[What is expected]
Update the material below so that every "html-text" reads "dom-text", with all other text unchanged, and leave the pictures out.
--- START ---
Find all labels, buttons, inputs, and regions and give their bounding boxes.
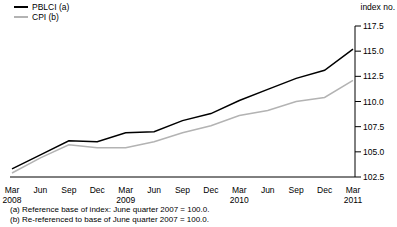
- svg-text:Mar2009: Mar2009: [116, 185, 135, 205]
- svg-text:Mar2011: Mar2011: [344, 185, 363, 205]
- svg-text:102.5: 102.5: [363, 172, 385, 182]
- svg-text:Sep: Sep: [175, 185, 190, 195]
- svg-text:107.5: 107.5: [363, 122, 385, 132]
- html-text:index no.: index no.: [360, 2, 395, 12]
- svg-text:112.5: 112.5: [363, 71, 384, 81]
- svg-text:Jun: Jun: [261, 185, 275, 195]
- svg-text:117.5: 117.5: [363, 21, 384, 31]
- svg-text:Dec: Dec: [203, 185, 219, 195]
- svg-text:Sep: Sep: [61, 185, 76, 195]
- svg-text:Mar2008: Mar2008: [8, 185, 22, 205]
- html-text:PBLCI (a): PBLCI (a): [32, 2, 70, 12]
- svg-text:105.0: 105.0: [363, 147, 385, 157]
- svg-text:Jun: Jun: [34, 185, 48, 195]
- svg-text:115.0: 115.0: [363, 46, 384, 56]
- svg-text:110.0: 110.0: [363, 97, 384, 107]
- svg-text:Sep: Sep: [289, 185, 304, 195]
- svg-text:Jun: Jun: [147, 185, 161, 195]
- html-text:CPI (b): CPI (b): [32, 12, 59, 22]
- svg-text:Dec: Dec: [317, 185, 333, 195]
- html-text:(a) Reference base of index: J: (a) Reference base of index: June quarte…: [10, 205, 210, 214]
- svg-text:Mar2010: Mar2010: [230, 185, 249, 205]
- html-text:(b) Re-referenced to base of J: (b) Re-referenced to base of June quarte…: [10, 215, 209, 224]
- svg-text:Dec: Dec: [90, 185, 106, 195]
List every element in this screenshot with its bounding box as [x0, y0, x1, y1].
--- END ---
[Exercise response]
Find all labels, buttons, inputs, and regions and give their bounding boxes.
- svg-text:Mar2009: Mar2009: [116, 185, 135, 205]
- svg-text:Mar2011: Mar2011: [344, 185, 363, 205]
- svg-text:102.5: 102.5: [363, 172, 385, 182]
- svg-text:Sep: Sep: [175, 185, 190, 195]
- svg-text:107.5: 107.5: [363, 122, 385, 132]
- dom-text:index no.: index no.: [360, 2, 395, 12]
- svg-text:112.5: 112.5: [363, 71, 384, 81]
- svg-text:Jun: Jun: [261, 185, 275, 195]
- svg-text:117.5: 117.5: [363, 21, 384, 31]
- svg-text:Dec: Dec: [203, 185, 219, 195]
- svg-text:Sep: Sep: [61, 185, 76, 195]
- svg-text:Mar2008: Mar2008: [8, 185, 22, 205]
- dom-text:PBLCI (a): PBLCI (a): [32, 2, 70, 12]
- svg-text:105.0: 105.0: [363, 147, 385, 157]
- svg-text:Jun: Jun: [34, 185, 48, 195]
- svg-text:115.0: 115.0: [363, 46, 384, 56]
- svg-text:110.0: 110.0: [363, 97, 384, 107]
- svg-text:Sep: Sep: [289, 185, 304, 195]
- svg-text:Jun: Jun: [147, 185, 161, 195]
- dom-text:CPI (b): CPI (b): [32, 12, 59, 22]
- svg-text:Dec: Dec: [317, 185, 333, 195]
- dom-text:(a) Reference base of index: J: (a) Reference base of index: June quarte…: [10, 205, 210, 214]
- svg-text:Mar2010: Mar2010: [230, 185, 249, 205]
- dom-text:(b) Re-referenced to base of J: (b) Re-referenced to base of June quarte…: [10, 215, 209, 224]
- svg-text:Dec: Dec: [90, 185, 106, 195]
List every element in this screenshot with its bounding box as [x0, y0, x1, y1].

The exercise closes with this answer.